Saved entries
◇ ◇ ◇ ◇ ◇ ◇ ◇

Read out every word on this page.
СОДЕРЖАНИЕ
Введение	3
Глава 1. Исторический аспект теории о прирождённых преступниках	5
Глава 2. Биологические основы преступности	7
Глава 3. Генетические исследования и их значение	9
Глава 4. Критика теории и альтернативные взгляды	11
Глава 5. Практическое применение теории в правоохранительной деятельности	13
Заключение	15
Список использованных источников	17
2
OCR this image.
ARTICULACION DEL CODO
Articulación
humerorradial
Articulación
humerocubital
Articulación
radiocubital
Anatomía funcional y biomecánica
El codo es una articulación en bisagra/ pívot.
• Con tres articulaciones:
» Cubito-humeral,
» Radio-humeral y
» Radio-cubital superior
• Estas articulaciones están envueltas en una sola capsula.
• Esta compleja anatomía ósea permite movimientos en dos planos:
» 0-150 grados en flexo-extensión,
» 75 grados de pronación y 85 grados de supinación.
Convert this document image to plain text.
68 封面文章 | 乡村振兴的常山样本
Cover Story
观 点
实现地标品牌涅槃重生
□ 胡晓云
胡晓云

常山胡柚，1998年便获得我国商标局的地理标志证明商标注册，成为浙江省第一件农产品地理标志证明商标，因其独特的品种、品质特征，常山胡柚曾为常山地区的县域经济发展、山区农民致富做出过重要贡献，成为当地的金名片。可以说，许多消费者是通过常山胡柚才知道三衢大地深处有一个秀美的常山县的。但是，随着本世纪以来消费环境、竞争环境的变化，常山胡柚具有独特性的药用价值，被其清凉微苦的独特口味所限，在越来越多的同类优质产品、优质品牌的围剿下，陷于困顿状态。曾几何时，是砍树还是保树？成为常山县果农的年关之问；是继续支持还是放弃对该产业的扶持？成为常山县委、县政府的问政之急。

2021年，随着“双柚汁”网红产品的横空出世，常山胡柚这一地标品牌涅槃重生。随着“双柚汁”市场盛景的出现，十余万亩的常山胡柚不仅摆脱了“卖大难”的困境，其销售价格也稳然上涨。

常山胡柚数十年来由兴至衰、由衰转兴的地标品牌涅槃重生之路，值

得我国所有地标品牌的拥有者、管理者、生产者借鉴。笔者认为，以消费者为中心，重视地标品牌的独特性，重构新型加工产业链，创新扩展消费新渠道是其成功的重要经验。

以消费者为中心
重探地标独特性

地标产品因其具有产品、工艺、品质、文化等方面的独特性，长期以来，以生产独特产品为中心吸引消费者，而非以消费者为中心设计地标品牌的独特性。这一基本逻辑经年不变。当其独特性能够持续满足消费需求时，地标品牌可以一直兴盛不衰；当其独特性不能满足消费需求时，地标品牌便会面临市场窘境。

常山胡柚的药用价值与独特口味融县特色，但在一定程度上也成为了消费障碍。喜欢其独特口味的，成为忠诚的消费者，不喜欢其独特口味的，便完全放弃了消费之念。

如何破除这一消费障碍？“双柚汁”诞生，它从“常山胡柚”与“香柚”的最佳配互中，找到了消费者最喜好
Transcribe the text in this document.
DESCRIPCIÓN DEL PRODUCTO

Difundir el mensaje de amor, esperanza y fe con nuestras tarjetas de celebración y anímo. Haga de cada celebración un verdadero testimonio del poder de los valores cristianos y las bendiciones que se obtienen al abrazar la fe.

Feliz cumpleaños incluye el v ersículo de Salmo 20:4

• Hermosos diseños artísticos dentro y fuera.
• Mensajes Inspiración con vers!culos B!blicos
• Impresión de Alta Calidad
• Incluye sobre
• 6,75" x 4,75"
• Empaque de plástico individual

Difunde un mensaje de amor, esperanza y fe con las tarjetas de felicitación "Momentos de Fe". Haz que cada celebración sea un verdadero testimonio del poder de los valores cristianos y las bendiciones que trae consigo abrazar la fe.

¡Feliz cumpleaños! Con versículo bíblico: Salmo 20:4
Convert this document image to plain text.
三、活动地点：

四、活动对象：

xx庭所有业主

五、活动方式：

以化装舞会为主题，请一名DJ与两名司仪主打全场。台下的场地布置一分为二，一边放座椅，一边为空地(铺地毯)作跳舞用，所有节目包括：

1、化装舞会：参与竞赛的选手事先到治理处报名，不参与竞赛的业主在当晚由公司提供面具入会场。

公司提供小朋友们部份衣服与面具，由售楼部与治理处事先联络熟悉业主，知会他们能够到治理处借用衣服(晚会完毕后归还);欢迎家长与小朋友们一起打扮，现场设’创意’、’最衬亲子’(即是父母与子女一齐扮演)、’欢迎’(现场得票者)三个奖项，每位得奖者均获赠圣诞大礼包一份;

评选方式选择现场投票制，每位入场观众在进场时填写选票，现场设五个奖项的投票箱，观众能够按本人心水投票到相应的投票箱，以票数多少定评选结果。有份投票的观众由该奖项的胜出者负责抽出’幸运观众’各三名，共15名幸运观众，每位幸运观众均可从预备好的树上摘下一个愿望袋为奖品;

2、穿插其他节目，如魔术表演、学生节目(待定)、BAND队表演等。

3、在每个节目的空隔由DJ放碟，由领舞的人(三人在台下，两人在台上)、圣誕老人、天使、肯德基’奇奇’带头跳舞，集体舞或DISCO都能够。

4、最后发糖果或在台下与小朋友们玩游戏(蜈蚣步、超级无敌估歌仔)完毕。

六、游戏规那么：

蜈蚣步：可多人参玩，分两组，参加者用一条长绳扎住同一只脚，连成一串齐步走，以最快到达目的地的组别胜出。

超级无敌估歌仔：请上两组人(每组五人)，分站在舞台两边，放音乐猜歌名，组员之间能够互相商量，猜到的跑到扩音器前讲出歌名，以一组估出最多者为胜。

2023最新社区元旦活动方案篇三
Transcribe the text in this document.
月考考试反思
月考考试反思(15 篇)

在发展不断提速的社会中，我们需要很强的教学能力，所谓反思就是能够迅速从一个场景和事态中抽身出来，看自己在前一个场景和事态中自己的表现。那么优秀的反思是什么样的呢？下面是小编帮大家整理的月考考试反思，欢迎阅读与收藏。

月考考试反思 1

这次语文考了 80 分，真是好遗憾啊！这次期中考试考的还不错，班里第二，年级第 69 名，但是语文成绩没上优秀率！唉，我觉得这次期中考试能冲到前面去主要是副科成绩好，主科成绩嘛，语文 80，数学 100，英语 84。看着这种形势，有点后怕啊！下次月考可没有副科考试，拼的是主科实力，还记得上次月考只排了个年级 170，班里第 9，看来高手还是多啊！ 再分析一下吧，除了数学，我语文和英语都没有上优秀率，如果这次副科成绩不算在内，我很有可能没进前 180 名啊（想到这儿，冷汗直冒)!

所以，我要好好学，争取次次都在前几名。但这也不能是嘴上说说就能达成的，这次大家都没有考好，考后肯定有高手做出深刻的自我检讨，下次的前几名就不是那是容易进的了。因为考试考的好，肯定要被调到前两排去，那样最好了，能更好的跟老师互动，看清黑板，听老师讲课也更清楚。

◇ ◇ ◇ ◇ ◇ ◇ ◇

Task brief —
Of the lines above, how many include the word "теории"? Reply with the number alone.

Reply to the task —
3